**PAGE EXTRACT**
===============
2009-04-15 Thread Lyman Chapin

Ole,

You're not mistaken - the standard + format is defined in ITU-T  
Recommendation E.123 (http://www.itu.int/rec/T-REC-E.123/en).


- Lyman

On Apr 15, 2009, at 7:17 AM, Ole Jacobsen wrote:



I don't think an RFC is needed. Unless I am mistaken, the + format,
leaving out leading 0s was introduced by CCITT (now ITU) in the Red
Book back in 1984, perhaps even in earlier works.

Ole

Ole J. Jacobsen
Editor and Publisher,  The Internet Protocol Journal
Cisco Systems
Tel: +1 408-527-8972   Mobile: +1 415-370-4628
E-mail: o...@cisco.com  URL: http://www.cisco.com/ipj



On Wed, 15 Apr 2009, Iljitsch van Beijnum wrote:


On 14 apr 2009, at 16:37, IETF Secretariat wrote:

Be sure to make your reservation at one of the Stockholm hotels  
the IETF
has a block of rooms held.  Cutoff dates for the blocks are  
relatively

early.
===============
**YOUR TASKS**
A - According to the email thread, which ITU-T Recommendation defines the standard + format?
B - Write the next part of the email thread, starting after its last sentence.

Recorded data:
===============
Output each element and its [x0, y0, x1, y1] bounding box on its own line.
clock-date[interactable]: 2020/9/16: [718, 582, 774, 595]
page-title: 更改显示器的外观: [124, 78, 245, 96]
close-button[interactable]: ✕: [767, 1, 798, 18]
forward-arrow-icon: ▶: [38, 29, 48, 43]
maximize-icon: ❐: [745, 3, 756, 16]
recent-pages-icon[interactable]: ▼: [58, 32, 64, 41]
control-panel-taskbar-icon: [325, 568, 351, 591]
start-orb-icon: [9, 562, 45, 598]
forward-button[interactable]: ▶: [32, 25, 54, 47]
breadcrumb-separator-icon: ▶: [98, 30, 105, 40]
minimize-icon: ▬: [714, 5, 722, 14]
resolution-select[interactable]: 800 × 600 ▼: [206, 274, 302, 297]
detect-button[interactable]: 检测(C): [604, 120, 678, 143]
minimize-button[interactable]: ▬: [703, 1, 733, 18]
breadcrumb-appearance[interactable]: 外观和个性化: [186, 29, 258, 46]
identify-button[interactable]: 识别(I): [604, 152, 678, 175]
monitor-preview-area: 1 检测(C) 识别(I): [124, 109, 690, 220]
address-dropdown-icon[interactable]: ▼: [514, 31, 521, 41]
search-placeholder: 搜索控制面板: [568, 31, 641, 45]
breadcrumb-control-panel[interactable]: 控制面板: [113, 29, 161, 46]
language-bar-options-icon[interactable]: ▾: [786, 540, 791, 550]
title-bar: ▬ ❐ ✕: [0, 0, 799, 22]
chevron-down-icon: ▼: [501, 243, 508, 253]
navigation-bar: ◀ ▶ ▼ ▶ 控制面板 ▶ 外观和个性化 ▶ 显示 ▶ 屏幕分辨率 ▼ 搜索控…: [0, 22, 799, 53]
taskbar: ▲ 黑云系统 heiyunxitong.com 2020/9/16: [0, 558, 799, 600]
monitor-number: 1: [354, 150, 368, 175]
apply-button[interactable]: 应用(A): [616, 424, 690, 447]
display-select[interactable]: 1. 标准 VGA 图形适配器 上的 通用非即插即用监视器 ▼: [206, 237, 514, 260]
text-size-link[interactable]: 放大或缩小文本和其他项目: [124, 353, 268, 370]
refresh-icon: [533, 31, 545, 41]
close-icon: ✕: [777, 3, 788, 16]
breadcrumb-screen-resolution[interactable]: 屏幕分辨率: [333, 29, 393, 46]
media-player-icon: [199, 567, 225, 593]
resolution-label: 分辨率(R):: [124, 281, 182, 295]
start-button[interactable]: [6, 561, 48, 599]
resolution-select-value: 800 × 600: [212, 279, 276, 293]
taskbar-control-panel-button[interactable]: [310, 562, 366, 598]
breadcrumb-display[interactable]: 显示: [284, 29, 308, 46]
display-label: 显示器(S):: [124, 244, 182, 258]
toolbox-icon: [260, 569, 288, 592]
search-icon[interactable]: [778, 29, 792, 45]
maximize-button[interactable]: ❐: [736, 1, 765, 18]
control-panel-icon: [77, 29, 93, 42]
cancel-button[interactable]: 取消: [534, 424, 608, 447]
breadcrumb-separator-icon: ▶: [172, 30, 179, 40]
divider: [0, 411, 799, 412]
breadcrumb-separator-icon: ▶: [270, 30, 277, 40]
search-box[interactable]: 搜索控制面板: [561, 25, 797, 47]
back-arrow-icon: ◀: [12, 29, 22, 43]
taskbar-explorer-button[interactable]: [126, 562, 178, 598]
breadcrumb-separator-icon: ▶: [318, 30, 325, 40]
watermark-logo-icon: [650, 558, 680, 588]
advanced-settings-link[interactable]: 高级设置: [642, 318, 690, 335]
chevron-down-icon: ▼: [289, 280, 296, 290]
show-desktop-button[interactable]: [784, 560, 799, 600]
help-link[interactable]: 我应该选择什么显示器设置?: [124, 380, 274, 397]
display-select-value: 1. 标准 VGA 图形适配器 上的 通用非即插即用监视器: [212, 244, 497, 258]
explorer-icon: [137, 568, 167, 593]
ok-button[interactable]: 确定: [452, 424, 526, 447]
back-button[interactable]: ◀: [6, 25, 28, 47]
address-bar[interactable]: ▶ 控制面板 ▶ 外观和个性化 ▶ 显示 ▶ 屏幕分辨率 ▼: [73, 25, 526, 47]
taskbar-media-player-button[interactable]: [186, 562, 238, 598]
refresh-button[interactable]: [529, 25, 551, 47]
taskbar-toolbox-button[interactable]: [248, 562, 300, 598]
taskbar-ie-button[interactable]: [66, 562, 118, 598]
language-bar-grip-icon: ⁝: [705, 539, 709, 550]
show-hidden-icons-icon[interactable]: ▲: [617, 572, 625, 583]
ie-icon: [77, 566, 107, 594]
===============
**RESPONSES BY ITEM NUMBER**
A - ITU-T Recommendation E.123.

B -
No kidding: some are next week.


Hotel information can be found at:
http://www.ietf.org/meetings/75/hotels.html


Some of the phone numbers have a (0) in there. Is this the  
European (0) which
means if you don't know that you sometimes have to remove that 0  
you will get
some unlucky soul on the line who doesn't know why he gets so many  
crank
calls or the North American (xyz) which means it's a normal part  
of the

number?

(My phone number in Holland used to be 31073... and it took me  
years to figure
out why people would keep calling me over and over again when they  
clearly
needed someone else. But this person apparently decided that +31(0) 
73... was a

good way to write down their number +3173... / 073...)

Do we have an RFC for how to format phone numbers?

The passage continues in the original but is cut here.